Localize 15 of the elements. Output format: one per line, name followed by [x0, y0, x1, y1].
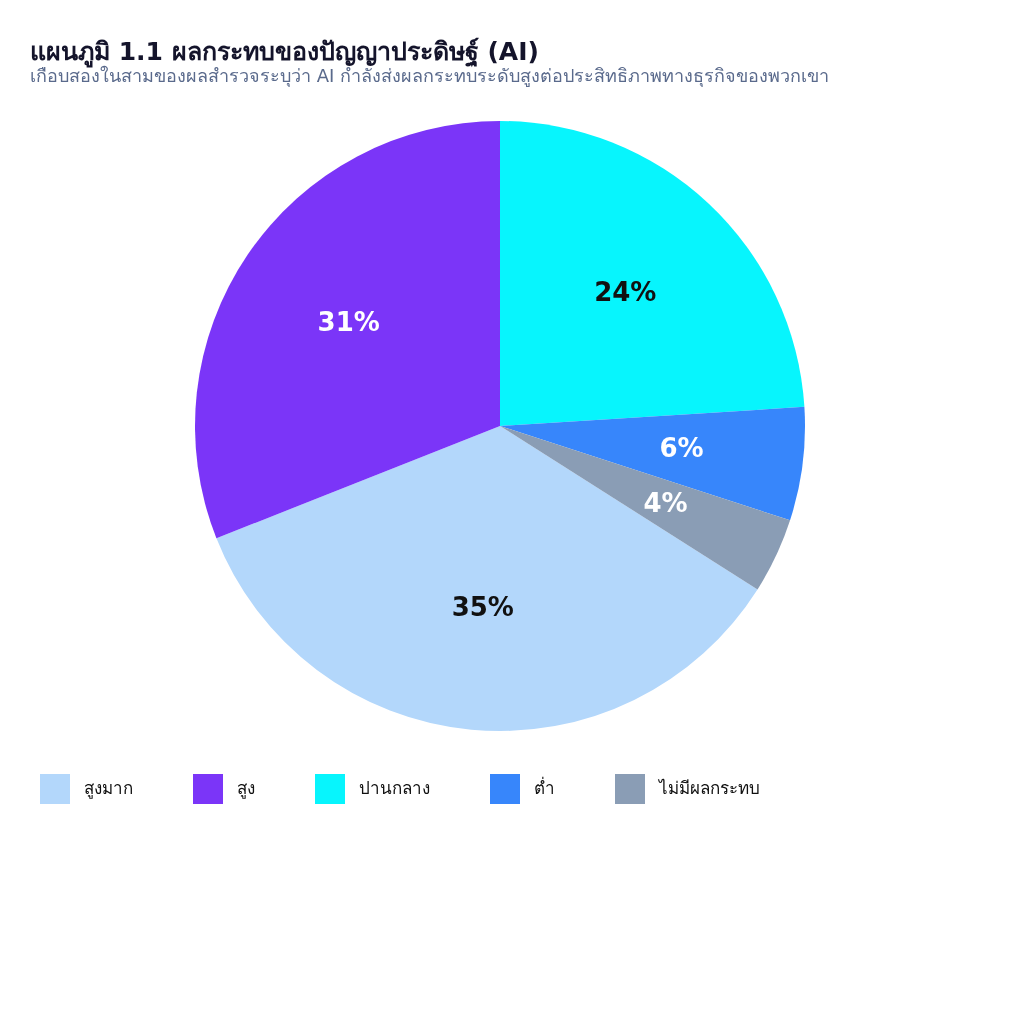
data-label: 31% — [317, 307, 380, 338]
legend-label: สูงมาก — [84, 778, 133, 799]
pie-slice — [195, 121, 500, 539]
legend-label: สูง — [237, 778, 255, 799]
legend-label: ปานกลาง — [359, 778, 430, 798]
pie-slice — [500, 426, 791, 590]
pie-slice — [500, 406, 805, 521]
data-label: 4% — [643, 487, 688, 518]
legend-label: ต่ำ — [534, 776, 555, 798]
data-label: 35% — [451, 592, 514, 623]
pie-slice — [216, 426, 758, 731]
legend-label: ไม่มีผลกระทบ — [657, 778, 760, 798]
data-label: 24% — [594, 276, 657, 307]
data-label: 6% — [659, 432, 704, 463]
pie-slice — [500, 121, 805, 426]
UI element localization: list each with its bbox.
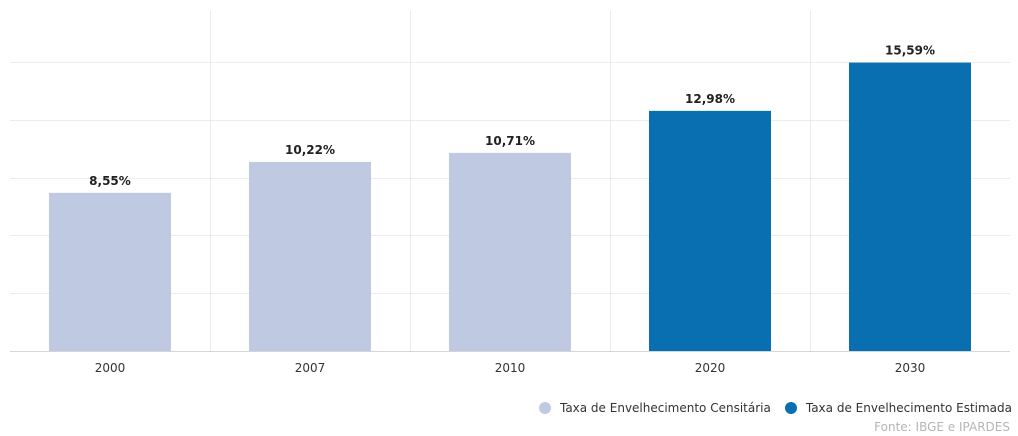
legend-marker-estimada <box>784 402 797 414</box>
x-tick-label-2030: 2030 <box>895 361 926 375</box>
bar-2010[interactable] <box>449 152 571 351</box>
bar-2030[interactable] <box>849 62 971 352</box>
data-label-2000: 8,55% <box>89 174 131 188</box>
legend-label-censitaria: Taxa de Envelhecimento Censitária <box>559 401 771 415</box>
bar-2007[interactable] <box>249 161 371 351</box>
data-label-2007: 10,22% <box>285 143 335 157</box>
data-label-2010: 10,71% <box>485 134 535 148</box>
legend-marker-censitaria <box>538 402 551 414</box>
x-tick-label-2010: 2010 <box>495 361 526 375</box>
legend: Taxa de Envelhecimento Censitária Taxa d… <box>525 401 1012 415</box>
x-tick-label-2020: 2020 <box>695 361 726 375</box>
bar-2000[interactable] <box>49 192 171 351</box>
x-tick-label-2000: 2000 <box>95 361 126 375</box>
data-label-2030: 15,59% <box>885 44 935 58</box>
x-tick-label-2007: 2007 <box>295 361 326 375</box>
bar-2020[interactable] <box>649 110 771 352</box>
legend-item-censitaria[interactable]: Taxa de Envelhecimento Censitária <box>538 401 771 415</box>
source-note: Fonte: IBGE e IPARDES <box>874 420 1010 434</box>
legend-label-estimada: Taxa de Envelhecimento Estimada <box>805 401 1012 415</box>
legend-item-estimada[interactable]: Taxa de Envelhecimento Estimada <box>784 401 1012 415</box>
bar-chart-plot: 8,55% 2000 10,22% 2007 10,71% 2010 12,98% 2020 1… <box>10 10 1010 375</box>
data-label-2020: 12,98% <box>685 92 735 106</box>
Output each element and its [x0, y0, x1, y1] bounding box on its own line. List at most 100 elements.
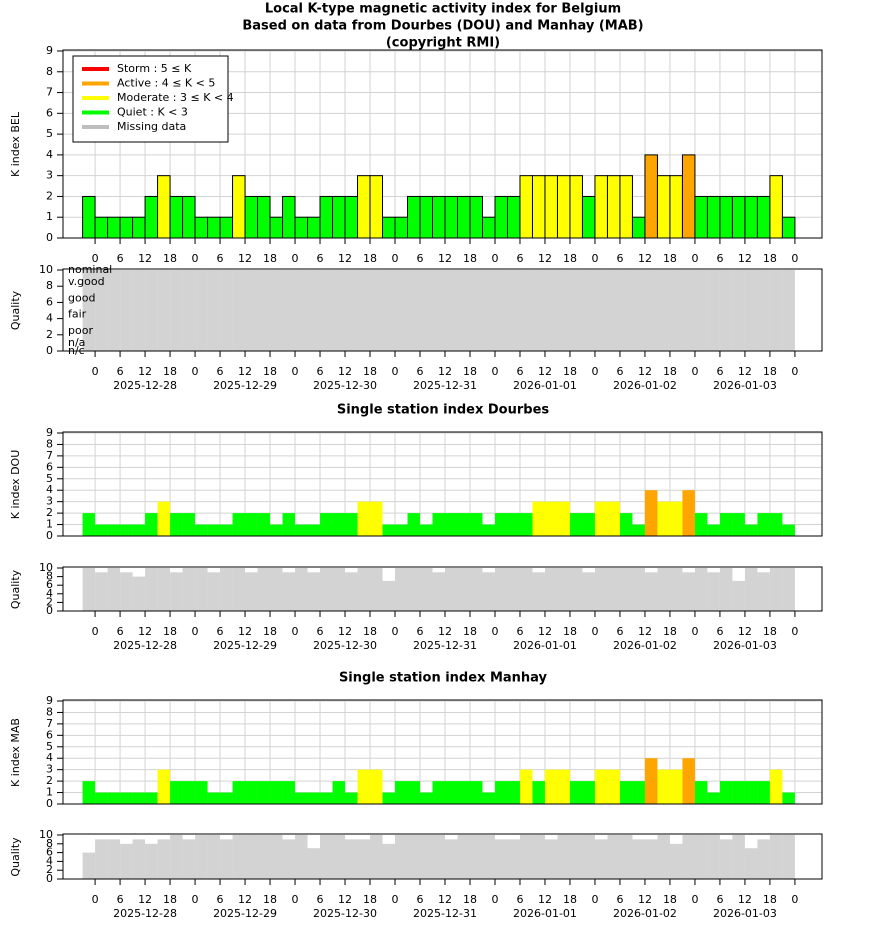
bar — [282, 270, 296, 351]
========
**STATED EXERCISE**
Copy all the entries above word for word, line by line. Leave out the pictures.

**CORRECT RESULT**
Localize 15 of the elements. Output format: one per line, name followed by [x0, y0, x1, y1].
data-label: 31% — [317, 307, 380, 338]
legend-label: สูงมาก — [84, 778, 133, 799]
pie-slice — [195, 121, 500, 539]
legend-label: สูง — [237, 778, 255, 799]
legend-label: ปานกลาง — [359, 778, 430, 798]
pie-slice — [500, 426, 791, 590]
pie-slice — [500, 406, 805, 521]
data-label: 4% — [643, 487, 688, 518]
legend-label: ต่ำ — [534, 776, 555, 798]
data-label: 35% — [451, 592, 514, 623]
pie-slice — [216, 426, 758, 731]
legend-label: ไม่มีผลกระทบ — [657, 778, 760, 798]
data-label: 24% — [594, 276, 657, 307]
data-label: 6% — [659, 432, 704, 463]
pie-slice — [500, 121, 805, 426]
UI element localization: list each with its bbox.
legend-marker-estimada <box>784 402 797 414</box>
x-tick-label-2030: 2030 <box>895 361 926 375</box>
bar-2010[interactable] <box>449 152 571 351</box>
bar-2030[interactable] <box>849 62 971 352</box>
data-label-2000: 8,55% <box>89 174 131 188</box>
legend-label-censitaria: Taxa de Envelhecimento Censitária <box>559 401 771 415</box>
bar-2007[interactable] <box>249 161 371 351</box>
data-label-2007: 10,22% <box>285 143 335 157</box>
data-label-2010: 10,71% <box>485 134 535 148</box>
legend-marker-censitaria <box>538 402 551 414</box>
x-tick-label-2010: 2010 <box>495 361 526 375</box>
legend: Taxa de Envelhecimento Censitária Taxa d… <box>525 401 1012 415</box>
x-tick-label-2020: 2020 <box>695 361 726 375</box>
bar-2000[interactable] <box>49 192 171 351</box>
x-tick-label-2000: 2000 <box>95 361 126 375</box>
data-label-2030: 15,59% <box>885 44 935 58</box>
x-tick-label-2007: 2007 <box>295 361 326 375</box>
bar-2020[interactable] <box>649 110 771 352</box>
legend-item-censitaria[interactable]: Taxa de Envelhecimento Censitária <box>538 401 771 415</box>
source-note: Fonte: IBGE e IPARDES <box>874 420 1010 434</box>
legend-label-estimada: Taxa de Envelhecimento Estimada <box>805 401 1012 415</box>
legend-item-estimada[interactable]: Taxa de Envelhecimento Estimada <box>784 401 1012 415</box>
bar-chart-plot: 8,55% 2000 10,22% 2007 10,71% 2010 12,98% 2020 1… <box>10 10 1010 375</box>
data-label-2020: 12,98% <box>685 92 735 106</box>
Output each element and its [x0, y0, x1, y1] bounding box on its own line. List at most 100 elements.
bar — [282, 270, 296, 351]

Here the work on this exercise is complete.